Recorded data:
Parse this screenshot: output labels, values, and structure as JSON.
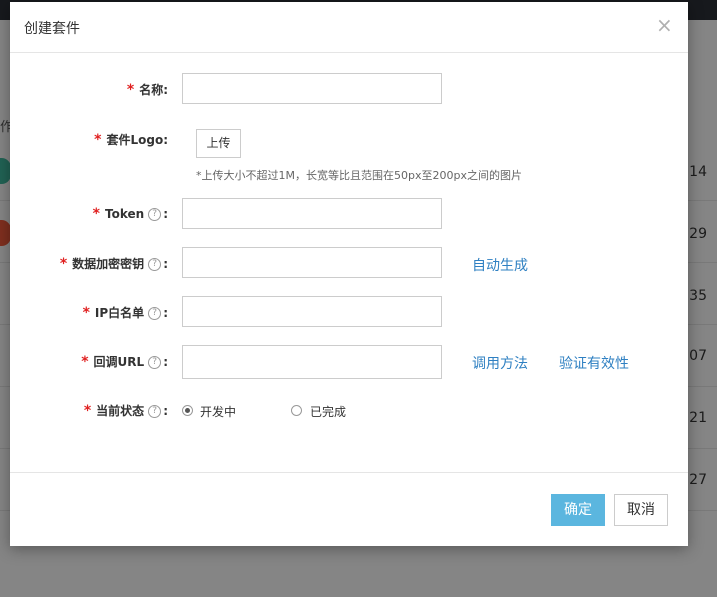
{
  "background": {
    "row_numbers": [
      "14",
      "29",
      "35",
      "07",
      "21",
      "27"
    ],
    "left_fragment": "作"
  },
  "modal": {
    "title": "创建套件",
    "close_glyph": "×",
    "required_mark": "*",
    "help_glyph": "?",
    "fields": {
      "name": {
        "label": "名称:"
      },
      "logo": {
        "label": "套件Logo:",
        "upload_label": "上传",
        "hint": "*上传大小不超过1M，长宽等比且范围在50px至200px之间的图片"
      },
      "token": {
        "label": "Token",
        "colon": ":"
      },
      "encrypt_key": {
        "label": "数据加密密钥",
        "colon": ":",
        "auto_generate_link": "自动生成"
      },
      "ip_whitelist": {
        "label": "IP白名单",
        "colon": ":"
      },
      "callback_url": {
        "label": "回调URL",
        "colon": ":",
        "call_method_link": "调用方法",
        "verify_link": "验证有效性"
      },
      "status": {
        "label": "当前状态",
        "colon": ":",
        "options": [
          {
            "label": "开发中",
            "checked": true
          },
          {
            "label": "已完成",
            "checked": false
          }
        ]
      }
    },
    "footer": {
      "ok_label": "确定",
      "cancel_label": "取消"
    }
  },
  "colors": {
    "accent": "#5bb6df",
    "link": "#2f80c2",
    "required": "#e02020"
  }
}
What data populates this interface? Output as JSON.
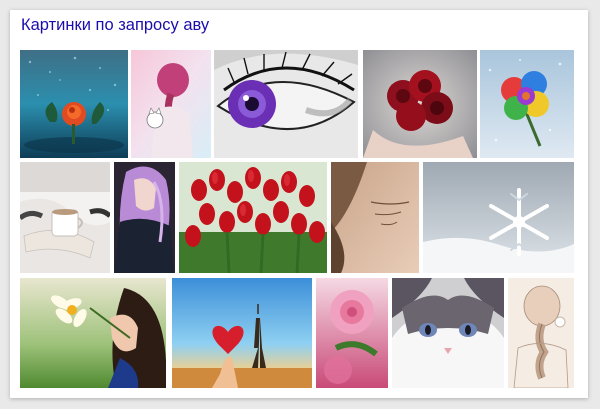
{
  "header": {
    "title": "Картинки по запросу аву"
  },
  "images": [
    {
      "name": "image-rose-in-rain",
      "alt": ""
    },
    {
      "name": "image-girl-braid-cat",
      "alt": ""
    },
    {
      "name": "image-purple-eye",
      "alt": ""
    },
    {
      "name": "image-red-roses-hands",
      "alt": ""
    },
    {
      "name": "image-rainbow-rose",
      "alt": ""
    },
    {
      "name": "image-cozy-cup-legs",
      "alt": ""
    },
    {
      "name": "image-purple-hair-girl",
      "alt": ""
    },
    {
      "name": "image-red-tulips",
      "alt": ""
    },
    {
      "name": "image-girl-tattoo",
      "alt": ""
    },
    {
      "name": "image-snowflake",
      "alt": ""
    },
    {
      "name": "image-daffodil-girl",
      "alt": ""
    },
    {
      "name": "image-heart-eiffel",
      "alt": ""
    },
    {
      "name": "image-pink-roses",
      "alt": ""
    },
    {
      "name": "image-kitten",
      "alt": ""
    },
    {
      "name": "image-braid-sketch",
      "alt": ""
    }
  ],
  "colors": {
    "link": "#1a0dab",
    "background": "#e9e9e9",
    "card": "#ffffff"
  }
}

■ Goal: Return the listing above word for word, with the pictures removed.

■ Result:
Parse this screenshot: output labels, values, and structure as JSON.
{
  "background": {
    "row_numbers": [
      "14",
      "29",
      "35",
      "07",
      "21",
      "27"
    ],
    "left_fragment": "作"
  },
  "modal": {
    "title": "创建套件",
    "close_glyph": "×",
    "required_mark": "*",
    "help_glyph": "?",
    "fields": {
      "name": {
        "label": "名称:"
      },
      "logo": {
        "label": "套件Logo:",
        "upload_label": "上传",
        "hint": "*上传大小不超过1M，长宽等比且范围在50px至200px之间的图片"
      },
      "token": {
        "label": "Token",
        "colon": ":"
      },
      "encrypt_key": {
        "label": "数据加密密钥",
        "colon": ":",
        "auto_generate_link": "自动生成"
      },
      "ip_whitelist": {
        "label": "IP白名单",
        "colon": ":"
      },
      "callback_url": {
        "label": "回调URL",
        "colon": ":",
        "call_method_link": "调用方法",
        "verify_link": "验证有效性"
      },
      "status": {
        "label": "当前状态",
        "colon": ":",
        "options": [
          {
            "label": "开发中",
            "checked": true
          },
          {
            "label": "已完成",
            "checked": false
          }
        ]
      }
    },
    "footer": {
      "ok_label": "确定",
      "cancel_label": "取消"
    }
  },
  "colors": {
    "accent": "#5bb6df",
    "link": "#2f80c2",
    "required": "#e02020"
  }
}
What data populates this interface? Output as JSON.
{
  "header": {
    "title": "Картинки по запросу аву"
  },
  "images": [
    {
      "name": "image-rose-in-rain",
      "alt": ""
    },
    {
      "name": "image-girl-braid-cat",
      "alt": ""
    },
    {
      "name": "image-purple-eye",
      "alt": ""
    },
    {
      "name": "image-red-roses-hands",
      "alt": ""
    },
    {
      "name": "image-rainbow-rose",
      "alt": ""
    },
    {
      "name": "image-cozy-cup-legs",
      "alt": ""
    },
    {
      "name": "image-purple-hair-girl",
      "alt": ""
    },
    {
      "name": "image-red-tulips",
      "alt": ""
    },
    {
      "name": "image-girl-tattoo",
      "alt": ""
    },
    {
      "name": "image-snowflake",
      "alt": ""
    },
    {
      "name": "image-daffodil-girl",
      "alt": ""
    },
    {
      "name": "image-heart-eiffel",
      "alt": ""
    },
    {
      "name": "image-pink-roses",
      "alt": ""
    },
    {
      "name": "image-kitten",
      "alt": ""
    },
    {
      "name": "image-braid-sketch",
      "alt": ""
    }
  ],
  "colors": {
    "link": "#1a0dab",
    "background": "#e9e9e9",
    "card": "#ffffff"
  }
}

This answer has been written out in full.